------ RECORD EXTRACTS

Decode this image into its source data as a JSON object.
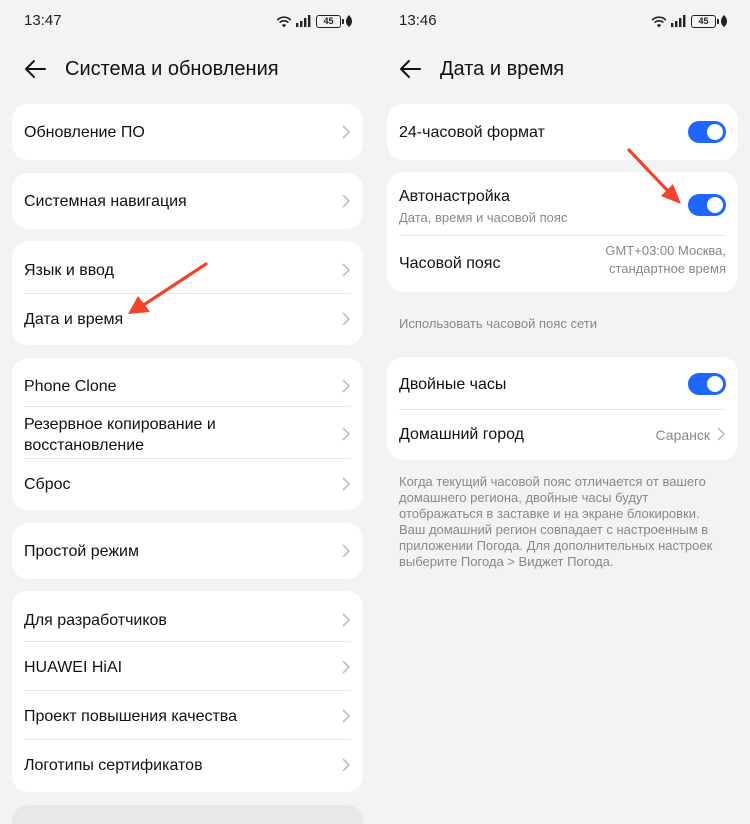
{
  "left": {
    "status": {
      "time": "13:47",
      "battery": "45"
    },
    "header": {
      "title": "Система и обновления"
    },
    "cards": [
      {
        "items": [
          "Обновление ПО"
        ]
      },
      {
        "items": [
          "Системная навигация"
        ]
      },
      {
        "items": [
          "Язык и ввод",
          "Дата и время"
        ]
      },
      {
        "items": [
          "Phone Clone",
          "Резервное копирование и восстановление",
          "Сброс"
        ]
      },
      {
        "items": [
          "Простой режим"
        ]
      },
      {
        "items": [
          "Для разработчиков",
          "HUAWEI HiAI",
          "Проект повышения качества",
          "Логотипы сертификатов"
        ]
      }
    ]
  },
  "right": {
    "status": {
      "time": "13:46",
      "battery": "45"
    },
    "header": {
      "title": "Дата и время"
    },
    "format24": {
      "label": "24-часовой формат",
      "enabled": true
    },
    "auto": {
      "label": "Автонастройка",
      "sub": "Дата, время и часовой пояс",
      "enabled": true
    },
    "timezone": {
      "label": "Часовой пояс",
      "value_line1": "GMT+03:00 Москва,",
      "value_line2": "стандартное время"
    },
    "network_tz_note": "Использовать часовой пояс сети",
    "dual_clock": {
      "label": "Двойные часы",
      "enabled": true
    },
    "home_city": {
      "label": "Домашний город",
      "value": "Саранск"
    },
    "dual_note": "Когда текущий часовой пояс отличается от вашего домашнего региона, двойные часы будут отображаться в заставке и на экране блокировки. Ваш домашний регион совпадает с настроенным в приложении Погода. Для дополнительных настроек выберите Погода > Виджет Погода."
  },
  "colors": {
    "accent": "#1f66ff",
    "arrow": "#f0442c",
    "background": "#f1f3f5"
  },
  "icons": [
    "back-arrow-icon",
    "chevron-right-icon",
    "wifi-icon",
    "signal-icon",
    "battery-icon",
    "leaf-icon"
  ]
}
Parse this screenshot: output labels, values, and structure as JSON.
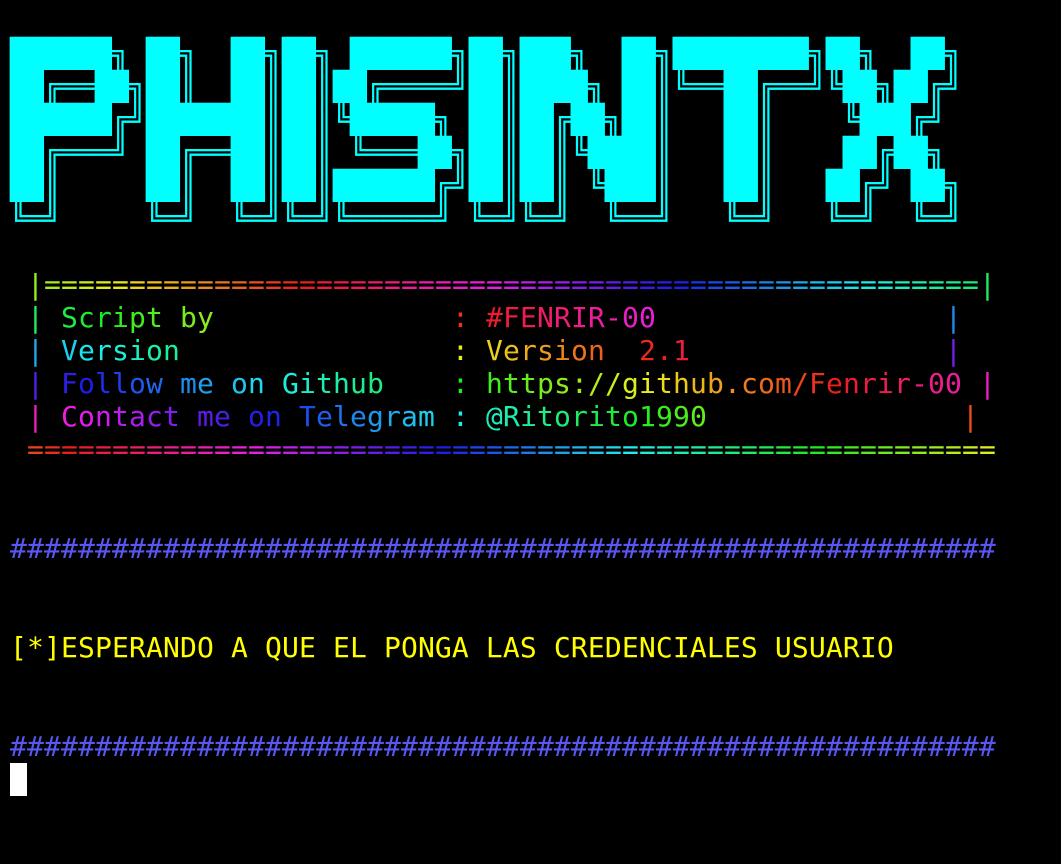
{
  "colors": {
    "banner": "#00ffff",
    "hash": "#5858f0",
    "message": "#ffff00",
    "cursor": "#ffffff"
  },
  "banner": {
    "text": "PHISINTX",
    "lines": [
      "██████╗ ██╗  ██╗██╗ ██████╗██╗███╗  ██╗████████╗██╗  ██╗",
      "██╔══██╗██║  ██║██║██╔════╝██║████╗ ██║╚══██╔══╝╚██╗██╔╝",
      "██████╔╝███████║██║╚█████╗ ██║██╔██╗██║   ██║    ╚███╔╝ ",
      "██╔═══╝ ██╔══██║██║ ╚═══██╗██║██║╚████║   ██║    ██╔██╗ ",
      "██║     ██║  ██║██║██████╔╝██║██║ ╚███║   ██║   ██╔╝ ██╗",
      "╚═╝     ╚═╝  ╚═╝╚═╝╚═════╝ ╚═╝╚═╝  ╚══╝   ╚═╝   ╚═╝  ╚═╝"
    ]
  },
  "info_box": {
    "top_border": " |=======================================================|",
    "rows": [
      " | Script by              : #FENRIR-00                 |",
      " | Version                : Version  2.1               |",
      " | Follow me on Github    : https://github.com/Fenrir-00 |",
      " | Contact me on Telegram : @Ritorito1990               |"
    ],
    "bottom_border": " ========================================================="
  },
  "separator": "##########################################################",
  "status_message": "[*]ESPERANDO A QUE EL PONGA LAS CREDENCIALES USUARIO"
}
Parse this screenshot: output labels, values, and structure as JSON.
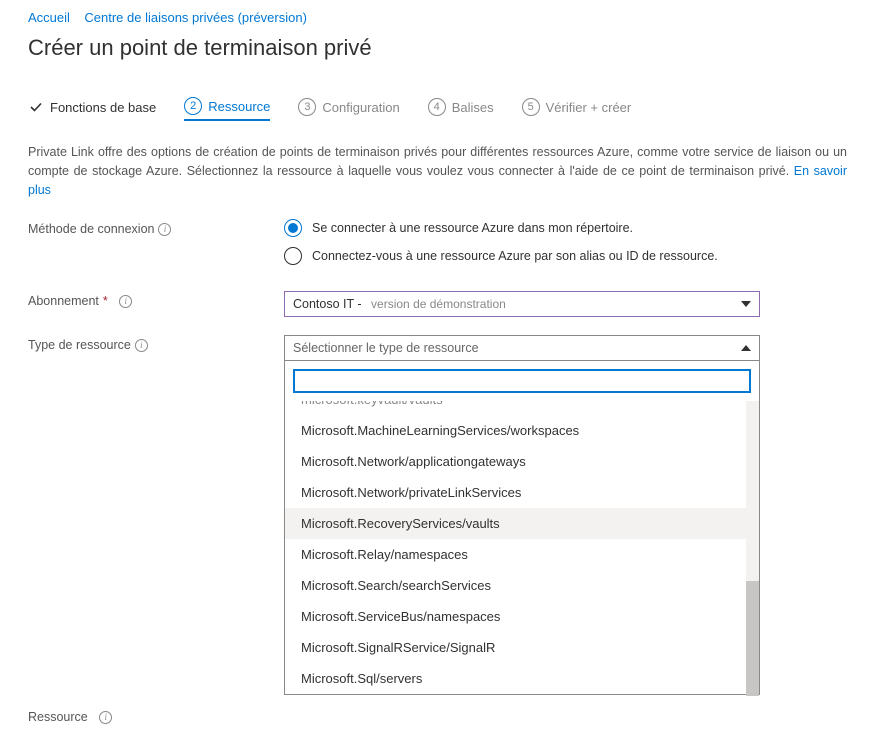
{
  "breadcrumb": {
    "home": "Accueil",
    "center": "Centre de liaisons privées (préversion)"
  },
  "title": "Créer un point de terminaison privé",
  "tabs": {
    "t1": "Fonctions de base",
    "t2": "Ressource",
    "t3": "Configuration",
    "t4": "Balises",
    "t5": "Vérifier + créer",
    "n2": "2",
    "n3": "3",
    "n4": "4",
    "n5": "5"
  },
  "description": {
    "text": "Private Link offre des options de création de points de terminaison privés pour différentes ressources Azure, comme votre service de liaison ou un compte de stockage Azure. Sélectionnez la ressource à laquelle vous voulez vous connecter à l'aide de ce point de terminaison privé. ",
    "link": "En savoir plus"
  },
  "labels": {
    "method": "Méthode de connexion",
    "subscription": "Abonnement",
    "resourceType": "Type de ressource",
    "resource": "Ressource",
    "required": "*"
  },
  "connection": {
    "opt1": "Se connecter à une ressource Azure dans mon répertoire.",
    "opt2": "Connectez-vous à une ressource Azure par son alias ou ID de ressource."
  },
  "subscription": {
    "prefix": "Contoso IT -",
    "suffix": "version de démonstration"
  },
  "resourceType": {
    "placeholder": "Sélectionner le type de ressource",
    "truncated": "microsoft.keyvault/vaults",
    "options": [
      "Microsoft.MachineLearningServices/workspaces",
      "Microsoft.Network/applicationgateways",
      "Microsoft.Network/privateLinkServices",
      "Microsoft.RecoveryServices/vaults",
      "Microsoft.Relay/namespaces",
      "Microsoft.Search/searchServices",
      "Microsoft.ServiceBus/namespaces",
      "Microsoft.SignalRService/SignalR",
      "Microsoft.Sql/servers"
    ],
    "hoveredIndex": 3
  }
}
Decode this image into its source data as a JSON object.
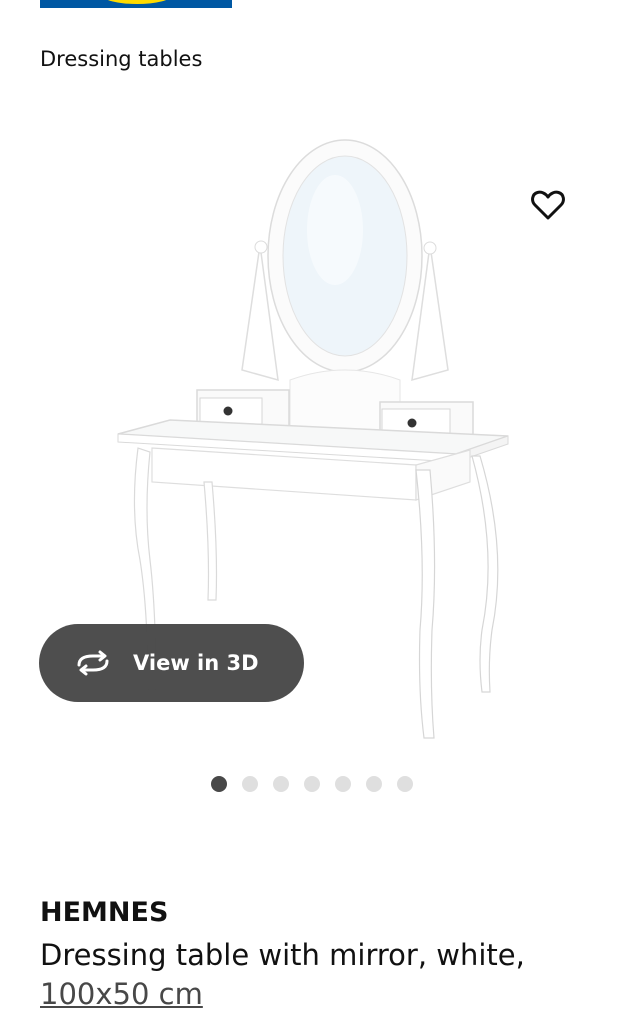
{
  "breadcrumb": "Dressing tables",
  "product": {
    "name": "HEMNES",
    "description": "Dressing table with mirror, white,",
    "size": "100x50 cm"
  },
  "view3d_label": "View in 3D",
  "icons": {
    "favorite": "heart-outline-icon",
    "view3d": "rotate-3d-icon"
  },
  "carousel": {
    "count": 7,
    "active_index": 0
  },
  "colors": {
    "logo_blue": "#0058a3",
    "logo_yellow": "#ffdb00",
    "button_dark": "#484848"
  }
}
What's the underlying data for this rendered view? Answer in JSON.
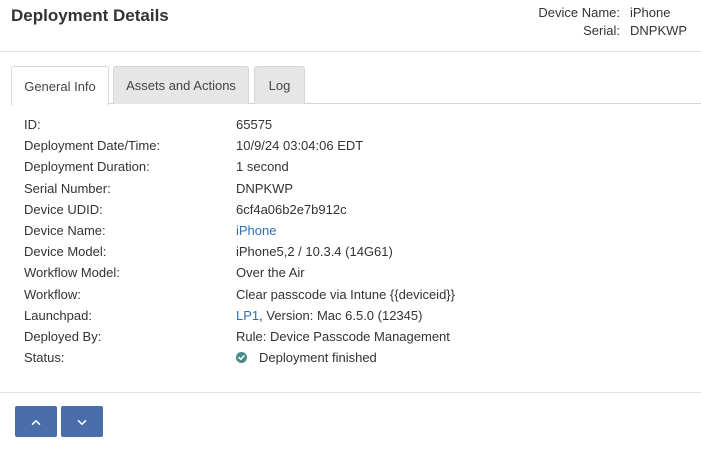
{
  "header": {
    "title": "Deployment Details",
    "device_name_label": "Device Name:",
    "device_name_value": "iPhone",
    "serial_label": "Serial:",
    "serial_value": "DNPKWP"
  },
  "tabs": [
    {
      "label": "General Info",
      "active": true
    },
    {
      "label": "Assets and Actions",
      "active": false
    },
    {
      "label": "Log",
      "active": false
    }
  ],
  "details": {
    "id_label": "ID:",
    "id_value": "65575",
    "date_label": "Deployment Date/Time:",
    "date_value": "10/9/24 03:04:06 EDT",
    "duration_label": "Deployment Duration:",
    "duration_value": "1 second",
    "serial_label": "Serial Number:",
    "serial_value": "DNPKWP",
    "udid_label": "Device UDID:",
    "udid_value": "6cf4a06b2e7b912c",
    "device_name_label": "Device Name:",
    "device_name_value": "iPhone",
    "model_label": "Device Model:",
    "model_value": "iPhone5,2 / 10.3.4 (14G61)",
    "workflow_model_label": "Workflow Model:",
    "workflow_model_value": "Over the Air",
    "workflow_label": "Workflow:",
    "workflow_value": "Clear passcode via Intune {{deviceid}}",
    "launchpad_label": "Launchpad:",
    "launchpad_link": "LP1",
    "launchpad_version": ", Version: Mac 6.5.0 (12345)",
    "deployed_by_label": "Deployed By:",
    "deployed_by_value": "Rule: Device Passcode Management",
    "status_label": "Status:",
    "status_value": "Deployment finished"
  },
  "icons": {
    "status": "check-circle-icon",
    "up": "chevron-up-icon",
    "down": "chevron-down-icon"
  },
  "colors": {
    "link": "#2f6fb5",
    "button": "#4a6ea9",
    "status_ok": "#4a8b87"
  }
}
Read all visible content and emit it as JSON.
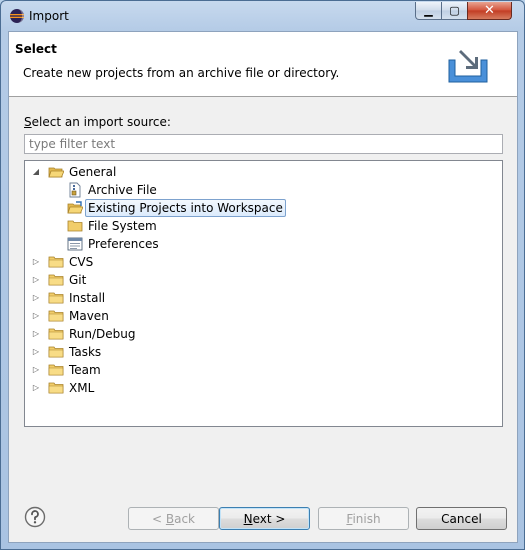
{
  "window": {
    "title": "Import"
  },
  "window_controls": {
    "minimize": "▁",
    "maximize": "▢",
    "close": "✕"
  },
  "header": {
    "title": "Select",
    "description": "Create new projects from an archive file or directory.",
    "icon": "import-wizard-icon"
  },
  "source": {
    "label_accel": "S",
    "label_rest": "elect an import source:",
    "filter_placeholder": "type filter text"
  },
  "tree": {
    "general": {
      "label": "General",
      "expanded": true,
      "icon": "folder-open-icon"
    },
    "general_children": [
      {
        "label": "Archive File",
        "icon": "archive-file-icon",
        "selected": false
      },
      {
        "label": "Existing Projects into Workspace",
        "icon": "existing-projects-icon",
        "selected": true
      },
      {
        "label": "File System",
        "icon": "folder-icon",
        "selected": false
      },
      {
        "label": "Preferences",
        "icon": "preferences-icon",
        "selected": false
      }
    ],
    "categories": [
      {
        "label": "CVS"
      },
      {
        "label": "Git"
      },
      {
        "label": "Install"
      },
      {
        "label": "Maven"
      },
      {
        "label": "Run/Debug"
      },
      {
        "label": "Tasks"
      },
      {
        "label": "Team"
      },
      {
        "label": "XML"
      }
    ]
  },
  "buttons": {
    "back": {
      "prefix": "< ",
      "accel": "B",
      "rest": "ack"
    },
    "next": {
      "accel": "N",
      "rest": "ext >"
    },
    "finish": {
      "accel": "F",
      "rest": "inish"
    },
    "cancel": {
      "label": "Cancel"
    }
  },
  "colors": {
    "selection_border": "#7da2ce",
    "folder": "#e8c35a",
    "title_bar": "#b4cbe6"
  }
}
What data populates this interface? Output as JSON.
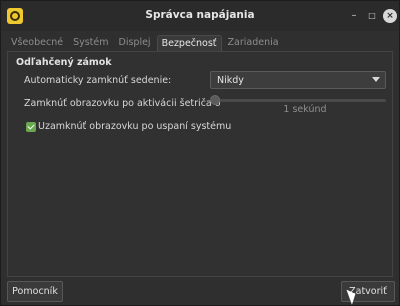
{
  "window": {
    "title": "Správca napájania"
  },
  "tabs": [
    {
      "label": "Všeobecné",
      "active": false
    },
    {
      "label": "Systém",
      "active": false
    },
    {
      "label": "Displej",
      "active": false
    },
    {
      "label": "Bezpečnosť",
      "active": true
    },
    {
      "label": "Zariadenia",
      "active": false
    }
  ],
  "security": {
    "section_title": "Odľahčený zámok",
    "auto_lock_label": "Automaticky zamknúť sedenie:",
    "auto_lock_value": "Nikdy",
    "lock_after_saver_label": "Zamknúť obrazovku po aktivácii šetriča o",
    "lock_after_saver_value_text": "1 sekúnd",
    "lock_after_saver_level": 0,
    "lock_on_sleep_label": "Uzamknúť obrazovku po uspaní systému",
    "lock_on_sleep_checked": true
  },
  "buttons": {
    "help": "Pomocník",
    "close": "Zatvoriť"
  },
  "colors": {
    "accent": "#6aa84f",
    "app_icon": "#f0c830"
  }
}
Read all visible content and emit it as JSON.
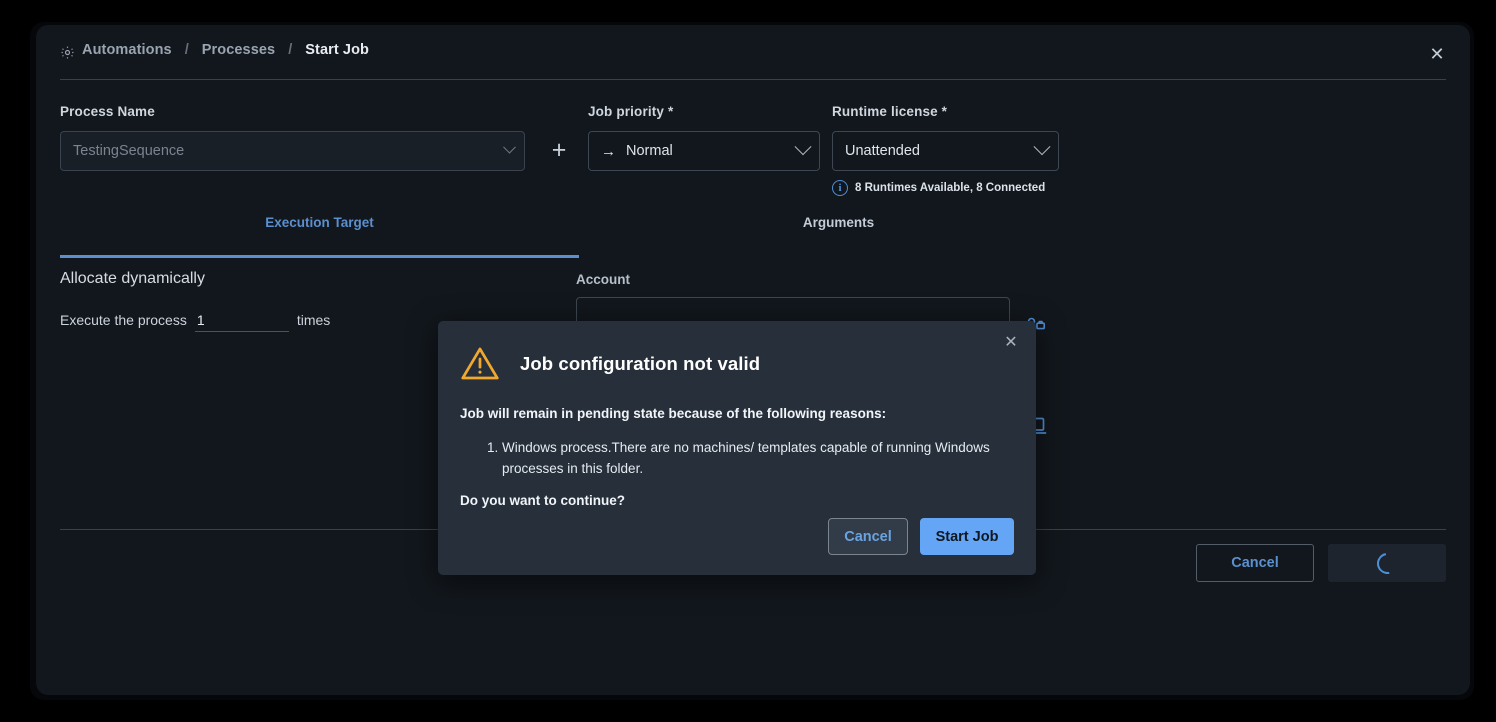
{
  "breadcrumb": {
    "icon": "gear-automation-icon",
    "items": [
      "Automations",
      "Processes",
      "Start Job"
    ],
    "separator": "/"
  },
  "window": {
    "close_label": "✕"
  },
  "form": {
    "process": {
      "label": "Process Name",
      "value": "TestingSequence",
      "add_button": "+"
    },
    "priority": {
      "label": "Job priority *",
      "value": "Normal",
      "arrow": "→"
    },
    "license": {
      "label": "Runtime license *",
      "value": "Unattended",
      "note": "8 Runtimes Available, 8 Connected",
      "note_icon": "i"
    }
  },
  "tabs": [
    {
      "label": "Execution Target",
      "active": true
    },
    {
      "label": "Arguments",
      "active": false
    }
  ],
  "execution_target": {
    "allocate_title": "Allocate dynamically",
    "execute_prefix": "Execute the process",
    "execute_count": "1",
    "execute_suffix": "times",
    "account_label": "Account"
  },
  "footer": {
    "cancel_label": "Cancel"
  },
  "modal": {
    "title": "Job configuration not valid",
    "subtitle": "Job will remain in pending state because of the following reasons:",
    "reasons": [
      "Windows process.There are no machines/ templates capable of running Windows processes in this folder."
    ],
    "question": "Do you want to continue?",
    "cancel_label": "Cancel",
    "confirm_label": "Start Job",
    "close_label": "✕"
  },
  "colors": {
    "accent_blue": "#5b8fce",
    "primary_button": "#64a6f5",
    "warning": "#f0a92e",
    "panel_bg": "#12171d",
    "modal_bg": "#262f3a"
  }
}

------------

### STATED GOAL:
Report how many lines above hold the string "obrazovku", giving nothing but the number.

### THE SOLUTION:
2